** Texte présenté **
COUR D’APPEL DE PARIS

Pôle 6 – Chambre 2

ARRÊT DU 12 MAI 2022

(n° , 6 pages)

Numéro d’inscription au répertoire général : N° RG 21/02419 – N° Portalis 35L7-V-B7F-CDKDI

Décision déférée à la Cour : Ordonnance du 04 Février 2021 -Conseil de Prud’hommes – Formation paritaire de MELUN – RG n° R20/00102

APPELANTE

Madame [R] [F]

[Adresse 1]

[Localité 3]

Représentée par Me Leslie NICOLAÏ, avocat au barreau de PARIS, toque: P0018

INTIMÉE

S.A.S. GESTAMP NOURY

[Adresse 4]

[Localité 2]

Représentée par Me Marie-Caroline MARTEL, avocat au barreau de PARIS, toque : E0397

COMPOSITION DE LA COUR :

En application des dispositions des articles 805 et 905 du code de procédure civile, l’affaire a été débattue le 18 Mars 2022, en audience publique, les avocats ne s’y étant pas opposés, devant Mme Marie-Paule ALZEARI, Présidente de chambre, chargée du rapport.

Ce magistrat a rendu compte des plaidoiries dans le délibéré de la Cour, composée de :

Marie-Paule ALZEARI, présidente

Olivier FOURMY, Premier Président de chambre

Christine LAGARDE, conseillère

Greffière lors des débats : Mme Alicia CAILLIAU

ARRÊT :

– Contradictoire

– par mise à disposition de l’arrêt au greffe de la Cour, les parties en ayant été préalablement avisées dans les conditions prévues au deuxième alinéa de l’article 450 du code de procédure civile

– signé par Marie-Paule ALZEARI, présidente et par Alicia CAILLIAU, greffière à laquelle la minute de la décision a été remise par le magistrat signataire.

FAITS, PROCÉDURE, PRÉTENTIONS DES PARTIES

Mme [R] [F] a été recrutée par la société GESTAMP NOURY à compter du 12 février 2018 afin d’exercer les fonctions d’assistante ressources humaines, statut agent de maîtrise.

** Consigne a **
Résumez en deux phrases l'extrait d'arrêt de la cour d'appel de Paris.

** Données de l'exercice **
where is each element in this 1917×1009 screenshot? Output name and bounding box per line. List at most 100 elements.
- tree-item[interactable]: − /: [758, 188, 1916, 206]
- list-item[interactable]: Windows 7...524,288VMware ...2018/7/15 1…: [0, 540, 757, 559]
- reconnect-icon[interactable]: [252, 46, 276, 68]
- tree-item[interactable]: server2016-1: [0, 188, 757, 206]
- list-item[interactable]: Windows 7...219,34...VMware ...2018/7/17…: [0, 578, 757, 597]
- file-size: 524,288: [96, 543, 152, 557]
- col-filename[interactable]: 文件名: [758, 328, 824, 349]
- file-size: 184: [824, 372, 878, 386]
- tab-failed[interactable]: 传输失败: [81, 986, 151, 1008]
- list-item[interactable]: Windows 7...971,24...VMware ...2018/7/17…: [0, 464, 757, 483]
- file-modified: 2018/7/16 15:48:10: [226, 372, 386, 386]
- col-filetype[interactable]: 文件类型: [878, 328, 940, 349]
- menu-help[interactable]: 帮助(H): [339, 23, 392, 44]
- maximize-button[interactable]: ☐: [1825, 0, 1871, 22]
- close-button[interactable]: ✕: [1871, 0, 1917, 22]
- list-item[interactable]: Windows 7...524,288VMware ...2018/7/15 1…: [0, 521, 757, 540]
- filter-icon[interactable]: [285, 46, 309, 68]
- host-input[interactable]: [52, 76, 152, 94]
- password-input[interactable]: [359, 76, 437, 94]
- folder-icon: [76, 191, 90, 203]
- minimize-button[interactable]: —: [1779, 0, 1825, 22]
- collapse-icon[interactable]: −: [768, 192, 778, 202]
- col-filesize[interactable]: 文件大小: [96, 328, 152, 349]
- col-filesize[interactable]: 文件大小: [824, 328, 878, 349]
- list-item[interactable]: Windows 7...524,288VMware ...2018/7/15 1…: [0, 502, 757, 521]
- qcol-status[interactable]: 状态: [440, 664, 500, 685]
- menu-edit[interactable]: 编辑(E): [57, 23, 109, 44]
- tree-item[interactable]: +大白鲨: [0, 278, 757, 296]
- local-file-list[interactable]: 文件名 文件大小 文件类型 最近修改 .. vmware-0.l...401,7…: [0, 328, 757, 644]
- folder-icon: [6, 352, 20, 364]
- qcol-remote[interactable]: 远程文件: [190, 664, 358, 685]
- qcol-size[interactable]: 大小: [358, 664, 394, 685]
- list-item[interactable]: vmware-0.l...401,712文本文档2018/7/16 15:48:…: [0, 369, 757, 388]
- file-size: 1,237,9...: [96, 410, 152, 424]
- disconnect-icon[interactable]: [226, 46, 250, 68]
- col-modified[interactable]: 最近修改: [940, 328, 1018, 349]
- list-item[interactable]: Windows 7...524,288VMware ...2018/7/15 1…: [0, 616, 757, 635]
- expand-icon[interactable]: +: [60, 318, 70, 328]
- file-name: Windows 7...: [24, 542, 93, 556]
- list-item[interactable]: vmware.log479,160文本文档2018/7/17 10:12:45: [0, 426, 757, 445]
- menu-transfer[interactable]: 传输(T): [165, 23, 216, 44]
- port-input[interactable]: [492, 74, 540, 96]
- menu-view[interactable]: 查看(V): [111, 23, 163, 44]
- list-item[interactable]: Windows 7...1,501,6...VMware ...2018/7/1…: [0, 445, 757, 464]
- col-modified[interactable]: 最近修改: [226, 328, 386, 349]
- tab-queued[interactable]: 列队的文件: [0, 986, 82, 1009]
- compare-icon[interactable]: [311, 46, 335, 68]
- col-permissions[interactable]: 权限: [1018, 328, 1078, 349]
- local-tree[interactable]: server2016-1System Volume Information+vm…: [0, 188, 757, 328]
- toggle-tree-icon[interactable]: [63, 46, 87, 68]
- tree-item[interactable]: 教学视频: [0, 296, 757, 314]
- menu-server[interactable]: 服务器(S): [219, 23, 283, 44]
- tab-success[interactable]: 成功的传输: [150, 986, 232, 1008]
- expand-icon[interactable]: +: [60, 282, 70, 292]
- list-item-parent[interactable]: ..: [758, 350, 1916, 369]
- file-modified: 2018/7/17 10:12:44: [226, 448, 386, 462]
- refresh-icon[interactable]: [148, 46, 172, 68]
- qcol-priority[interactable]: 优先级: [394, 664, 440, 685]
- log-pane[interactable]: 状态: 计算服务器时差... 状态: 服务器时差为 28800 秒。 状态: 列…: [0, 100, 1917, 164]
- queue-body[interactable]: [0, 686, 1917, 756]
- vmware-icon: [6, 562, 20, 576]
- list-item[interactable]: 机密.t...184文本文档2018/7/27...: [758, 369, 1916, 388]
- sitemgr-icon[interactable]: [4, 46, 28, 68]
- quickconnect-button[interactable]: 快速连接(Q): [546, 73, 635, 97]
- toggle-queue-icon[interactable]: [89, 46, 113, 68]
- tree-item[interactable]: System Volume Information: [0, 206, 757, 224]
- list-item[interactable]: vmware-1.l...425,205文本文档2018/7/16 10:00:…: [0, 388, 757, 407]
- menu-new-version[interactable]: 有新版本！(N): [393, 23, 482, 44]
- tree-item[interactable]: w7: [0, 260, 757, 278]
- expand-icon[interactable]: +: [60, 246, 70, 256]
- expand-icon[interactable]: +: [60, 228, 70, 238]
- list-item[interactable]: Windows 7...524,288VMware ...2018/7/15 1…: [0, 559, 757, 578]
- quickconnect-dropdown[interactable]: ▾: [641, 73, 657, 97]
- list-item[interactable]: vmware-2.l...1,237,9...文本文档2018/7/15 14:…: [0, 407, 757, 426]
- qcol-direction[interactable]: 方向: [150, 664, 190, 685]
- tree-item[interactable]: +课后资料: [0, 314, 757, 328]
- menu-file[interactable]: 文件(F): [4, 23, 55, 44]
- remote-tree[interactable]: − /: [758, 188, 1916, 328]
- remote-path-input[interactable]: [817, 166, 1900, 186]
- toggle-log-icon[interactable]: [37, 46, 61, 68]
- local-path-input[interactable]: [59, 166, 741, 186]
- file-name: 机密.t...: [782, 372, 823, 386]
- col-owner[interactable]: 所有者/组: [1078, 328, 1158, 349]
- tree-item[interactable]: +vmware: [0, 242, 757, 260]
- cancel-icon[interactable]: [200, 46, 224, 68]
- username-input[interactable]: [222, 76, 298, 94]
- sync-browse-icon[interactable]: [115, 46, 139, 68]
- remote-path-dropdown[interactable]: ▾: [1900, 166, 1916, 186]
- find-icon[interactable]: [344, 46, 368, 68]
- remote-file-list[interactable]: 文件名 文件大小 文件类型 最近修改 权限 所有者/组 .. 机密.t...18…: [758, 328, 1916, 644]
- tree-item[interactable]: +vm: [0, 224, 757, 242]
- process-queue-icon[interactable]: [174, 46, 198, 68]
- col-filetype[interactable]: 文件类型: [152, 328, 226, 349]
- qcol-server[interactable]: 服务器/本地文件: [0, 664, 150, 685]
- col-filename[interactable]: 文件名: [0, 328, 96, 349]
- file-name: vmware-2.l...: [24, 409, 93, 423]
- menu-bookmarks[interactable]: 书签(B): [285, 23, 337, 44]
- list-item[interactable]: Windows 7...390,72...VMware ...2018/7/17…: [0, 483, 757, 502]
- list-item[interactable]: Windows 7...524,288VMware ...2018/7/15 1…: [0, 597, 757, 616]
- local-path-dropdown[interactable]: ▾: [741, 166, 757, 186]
==
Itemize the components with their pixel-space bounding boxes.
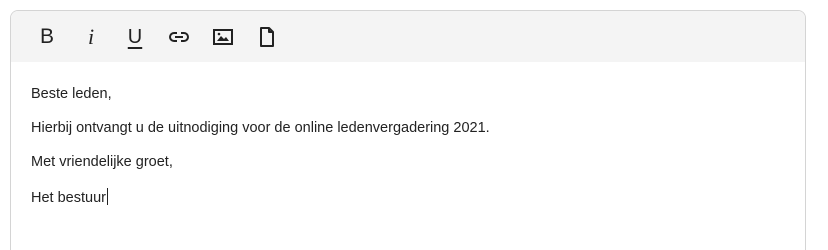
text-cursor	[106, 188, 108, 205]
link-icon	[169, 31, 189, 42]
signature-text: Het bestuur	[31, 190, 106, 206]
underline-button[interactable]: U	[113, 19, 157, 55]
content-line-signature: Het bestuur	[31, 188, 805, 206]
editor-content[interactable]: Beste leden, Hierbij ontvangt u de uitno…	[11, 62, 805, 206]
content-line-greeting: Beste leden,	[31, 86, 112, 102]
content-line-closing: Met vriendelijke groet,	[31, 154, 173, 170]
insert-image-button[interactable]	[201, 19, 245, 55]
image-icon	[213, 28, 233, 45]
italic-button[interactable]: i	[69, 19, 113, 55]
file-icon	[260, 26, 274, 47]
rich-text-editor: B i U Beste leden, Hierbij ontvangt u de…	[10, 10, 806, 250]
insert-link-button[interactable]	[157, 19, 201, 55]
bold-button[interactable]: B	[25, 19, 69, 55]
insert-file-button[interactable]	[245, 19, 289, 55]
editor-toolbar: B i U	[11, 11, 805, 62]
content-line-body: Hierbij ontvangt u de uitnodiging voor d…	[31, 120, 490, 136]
* * *
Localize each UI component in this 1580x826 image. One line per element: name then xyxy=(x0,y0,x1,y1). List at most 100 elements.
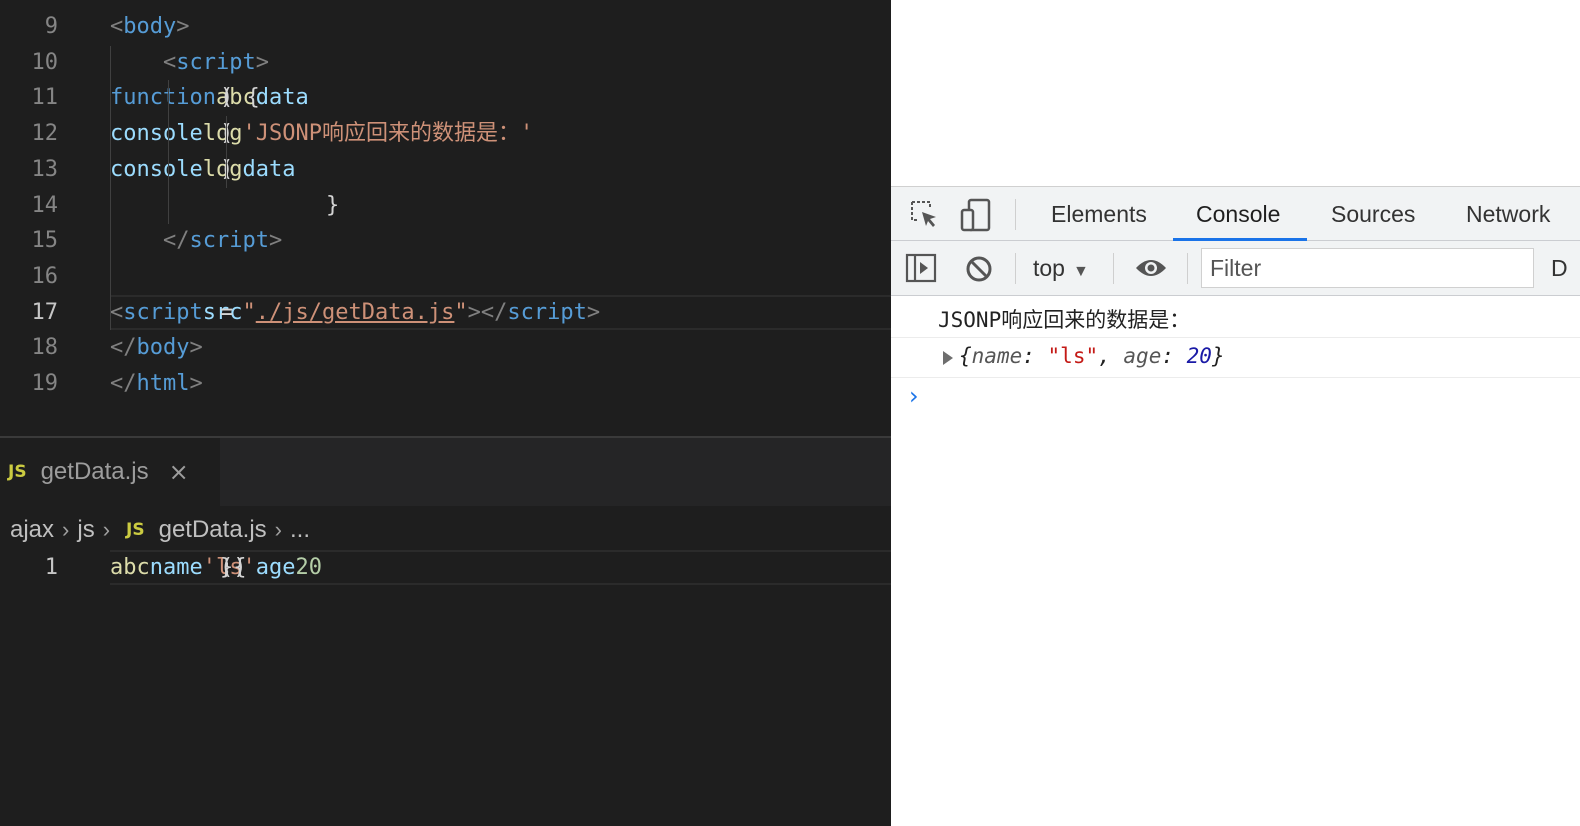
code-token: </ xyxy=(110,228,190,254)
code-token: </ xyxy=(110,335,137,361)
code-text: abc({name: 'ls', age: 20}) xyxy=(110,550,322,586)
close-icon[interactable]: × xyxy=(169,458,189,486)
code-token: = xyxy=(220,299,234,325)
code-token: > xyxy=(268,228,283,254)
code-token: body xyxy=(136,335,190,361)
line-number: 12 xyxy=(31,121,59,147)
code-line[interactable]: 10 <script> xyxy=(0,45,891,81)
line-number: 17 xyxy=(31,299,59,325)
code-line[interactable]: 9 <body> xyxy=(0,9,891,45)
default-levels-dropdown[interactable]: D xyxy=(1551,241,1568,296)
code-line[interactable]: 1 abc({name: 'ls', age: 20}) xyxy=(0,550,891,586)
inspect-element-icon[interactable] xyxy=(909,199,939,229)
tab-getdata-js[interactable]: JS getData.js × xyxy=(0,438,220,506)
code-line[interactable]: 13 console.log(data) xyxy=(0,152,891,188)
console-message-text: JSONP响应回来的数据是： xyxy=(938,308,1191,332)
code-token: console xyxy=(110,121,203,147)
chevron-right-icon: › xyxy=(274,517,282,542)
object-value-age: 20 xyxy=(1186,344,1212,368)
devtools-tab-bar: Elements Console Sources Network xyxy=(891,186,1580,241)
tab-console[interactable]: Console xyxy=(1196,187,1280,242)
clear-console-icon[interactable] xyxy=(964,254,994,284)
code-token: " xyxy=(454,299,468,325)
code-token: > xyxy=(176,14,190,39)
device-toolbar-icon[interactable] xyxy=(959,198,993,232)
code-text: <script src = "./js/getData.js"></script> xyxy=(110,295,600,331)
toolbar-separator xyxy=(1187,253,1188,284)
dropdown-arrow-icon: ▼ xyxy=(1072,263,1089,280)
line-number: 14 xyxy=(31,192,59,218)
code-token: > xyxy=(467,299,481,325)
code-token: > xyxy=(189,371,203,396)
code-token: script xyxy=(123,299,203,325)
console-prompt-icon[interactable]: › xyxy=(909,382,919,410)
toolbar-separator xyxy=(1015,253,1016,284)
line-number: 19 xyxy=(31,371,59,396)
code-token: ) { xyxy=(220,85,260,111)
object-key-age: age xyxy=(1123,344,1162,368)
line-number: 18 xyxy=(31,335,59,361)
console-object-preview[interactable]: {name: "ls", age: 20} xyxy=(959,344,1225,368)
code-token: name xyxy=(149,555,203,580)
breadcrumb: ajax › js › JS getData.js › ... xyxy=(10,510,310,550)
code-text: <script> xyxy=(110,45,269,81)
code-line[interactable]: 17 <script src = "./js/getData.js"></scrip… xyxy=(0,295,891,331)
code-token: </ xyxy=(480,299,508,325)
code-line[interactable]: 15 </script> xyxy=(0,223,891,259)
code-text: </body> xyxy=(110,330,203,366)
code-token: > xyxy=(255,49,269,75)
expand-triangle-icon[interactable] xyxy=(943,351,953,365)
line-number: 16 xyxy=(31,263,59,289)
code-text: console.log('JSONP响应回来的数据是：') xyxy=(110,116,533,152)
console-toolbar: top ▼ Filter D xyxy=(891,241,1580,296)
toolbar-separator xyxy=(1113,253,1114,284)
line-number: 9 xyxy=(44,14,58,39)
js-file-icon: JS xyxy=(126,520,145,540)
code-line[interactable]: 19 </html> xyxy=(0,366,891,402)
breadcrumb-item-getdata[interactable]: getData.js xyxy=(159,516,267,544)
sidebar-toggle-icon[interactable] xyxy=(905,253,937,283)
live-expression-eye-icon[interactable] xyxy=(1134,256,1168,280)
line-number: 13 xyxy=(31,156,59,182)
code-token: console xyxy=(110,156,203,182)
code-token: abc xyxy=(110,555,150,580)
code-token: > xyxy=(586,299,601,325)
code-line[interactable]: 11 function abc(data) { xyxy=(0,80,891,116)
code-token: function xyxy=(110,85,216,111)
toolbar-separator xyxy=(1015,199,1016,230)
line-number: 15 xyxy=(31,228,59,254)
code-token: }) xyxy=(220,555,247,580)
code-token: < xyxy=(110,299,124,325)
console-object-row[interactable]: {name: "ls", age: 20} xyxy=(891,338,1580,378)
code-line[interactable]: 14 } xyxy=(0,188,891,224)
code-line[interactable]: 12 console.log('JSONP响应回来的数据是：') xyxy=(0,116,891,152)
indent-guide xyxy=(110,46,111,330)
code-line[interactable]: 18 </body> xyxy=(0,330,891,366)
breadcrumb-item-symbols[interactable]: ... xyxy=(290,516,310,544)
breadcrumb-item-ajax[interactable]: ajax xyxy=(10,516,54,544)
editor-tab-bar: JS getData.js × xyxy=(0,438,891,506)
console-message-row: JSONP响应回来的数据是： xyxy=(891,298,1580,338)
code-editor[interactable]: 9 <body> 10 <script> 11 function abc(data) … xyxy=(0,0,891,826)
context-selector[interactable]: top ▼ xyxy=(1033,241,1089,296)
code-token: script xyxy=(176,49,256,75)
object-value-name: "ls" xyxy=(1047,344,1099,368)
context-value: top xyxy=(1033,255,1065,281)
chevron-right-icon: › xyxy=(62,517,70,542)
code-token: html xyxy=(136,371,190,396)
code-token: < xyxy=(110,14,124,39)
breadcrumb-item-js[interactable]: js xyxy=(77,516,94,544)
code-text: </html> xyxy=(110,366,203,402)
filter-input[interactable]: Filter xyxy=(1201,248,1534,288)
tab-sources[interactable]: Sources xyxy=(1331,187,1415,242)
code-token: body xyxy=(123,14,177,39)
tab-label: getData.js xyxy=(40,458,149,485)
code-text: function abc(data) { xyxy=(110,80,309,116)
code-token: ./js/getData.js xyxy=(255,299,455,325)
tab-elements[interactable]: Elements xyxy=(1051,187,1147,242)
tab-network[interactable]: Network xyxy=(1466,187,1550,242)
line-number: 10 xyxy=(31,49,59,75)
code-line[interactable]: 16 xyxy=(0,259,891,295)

** Consigne b **
Reproduisez à l'identique, parmi les lignes de données, le passage allant de la ligne contenant « where is each » jusqu'à la ligne contenant « - filter-icon[interactable]: [285, 46, 309, 68] », ces deux lignes comprises.

** Réponse rédigée a **
Cet arrêt de la cour d'appel de Paris (pôle 6, chambre 2), rendu le 12 mai 2022, porte sur l'appel de Mme [R] [F], opposée à la S.A.S. GESTAMP NOURY, contre une ordonnance du conseil de prud'hommes de Melun du 4 février 2021. L'affaire a été débattue le 18 mars 2022 devant Mme Marie-Paule ALZEARI, et Mme [R] [F] avait été recrutée par cette société à compter du 12 février 2018 comme assistante ressources humaines, statut agent de maîtrise.

** Réponse rédigée b **
where is each element in this 1917×1009 screenshot? Output name and bounding box per line. List at most 100 elements.
- tree-item[interactable]: − /: [758, 188, 1916, 206]
- list-item[interactable]: Windows 7...524,288VMware ...2018/7/15 1…: [0, 540, 757, 559]
- reconnect-icon[interactable]: [252, 46, 276, 68]
- tree-item[interactable]: server2016-1: [0, 188, 757, 206]
- list-item[interactable]: Windows 7...219,34...VMware ...2018/7/17…: [0, 578, 757, 597]
- file-size: 524,288: [96, 543, 152, 557]
- col-filename[interactable]: 文件名: [758, 328, 824, 349]
- file-size: 184: [824, 372, 878, 386]
- tab-failed[interactable]: 传输失败: [81, 986, 151, 1008]
- list-item[interactable]: Windows 7...971,24...VMware ...2018/7/17…: [0, 464, 757, 483]
- file-modified: 2018/7/16 15:48:10: [226, 372, 386, 386]
- col-filetype[interactable]: 文件类型: [878, 328, 940, 349]
- menu-help[interactable]: 帮助(H): [339, 23, 392, 44]
- maximize-button[interactable]: ☐: [1825, 0, 1871, 22]
- close-button[interactable]: ✕: [1871, 0, 1917, 22]
- list-item[interactable]: Windows 7...524,288VMware ...2018/7/15 1…: [0, 521, 757, 540]
- filter-icon[interactable]: [285, 46, 309, 68]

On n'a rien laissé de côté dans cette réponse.